▶ **Description of the task**
Output the data below in full, byte for byte. Nothing may differ.

▶ **Exercise input**
»»

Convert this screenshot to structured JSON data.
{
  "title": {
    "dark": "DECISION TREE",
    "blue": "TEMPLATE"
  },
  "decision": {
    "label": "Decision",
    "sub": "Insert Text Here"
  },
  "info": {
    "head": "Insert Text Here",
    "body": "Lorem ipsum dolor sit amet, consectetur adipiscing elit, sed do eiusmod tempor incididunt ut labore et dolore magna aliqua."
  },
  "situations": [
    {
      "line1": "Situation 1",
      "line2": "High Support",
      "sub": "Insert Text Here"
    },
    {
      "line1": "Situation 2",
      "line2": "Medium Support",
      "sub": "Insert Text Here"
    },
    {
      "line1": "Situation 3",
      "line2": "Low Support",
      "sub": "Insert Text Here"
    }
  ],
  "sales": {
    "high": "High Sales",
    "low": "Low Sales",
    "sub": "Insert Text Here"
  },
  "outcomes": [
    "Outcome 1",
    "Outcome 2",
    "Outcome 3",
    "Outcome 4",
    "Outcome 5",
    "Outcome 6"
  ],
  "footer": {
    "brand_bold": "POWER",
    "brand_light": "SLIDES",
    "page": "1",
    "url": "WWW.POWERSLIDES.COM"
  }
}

««

▶ **The answer**
Convert this screenshot to structured JSON data.
{
  "title": {
    "dark": "DECISION TREE",
    "blue": "TEMPLATE"
  },
  "decision": {
    "label": "Decision",
    "sub": "Insert Text Here"
  },
  "info": {
    "head": "Insert Text Here",
    "body": "Lorem ipsum dolor sit amet, consectetur adipiscing elit, sed do eiusmod tempor incididunt ut labore et dolore magna aliqua."
  },
  "situations": [
    {
      "line1": "Situation 1",
      "line2": "High Support",
      "sub": "Insert Text Here"
    },
    {
      "line1": "Situation 2",
      "line2": "Medium Support",
      "sub": "Insert Text Here"
    },
    {
      "line1": "Situation 3",
      "line2": "Low Support",
      "sub": "Insert Text Here"
    }
  ],
  "sales": {
    "high": "High Sales",
    "low": "Low Sales",
    "sub": "Insert Text Here"
  },
  "outcomes": [
    "Outcome 1",
    "Outcome 2",
    "Outcome 3",
    "Outcome 4",
    "Outcome 5",
    "Outcome 6"
  ],
  "footer": {
    "brand_bold": "POWER",
    "brand_light": "SLIDES",
    "page": "1",
    "url": "WWW.POWERSLIDES.COM"
  }
}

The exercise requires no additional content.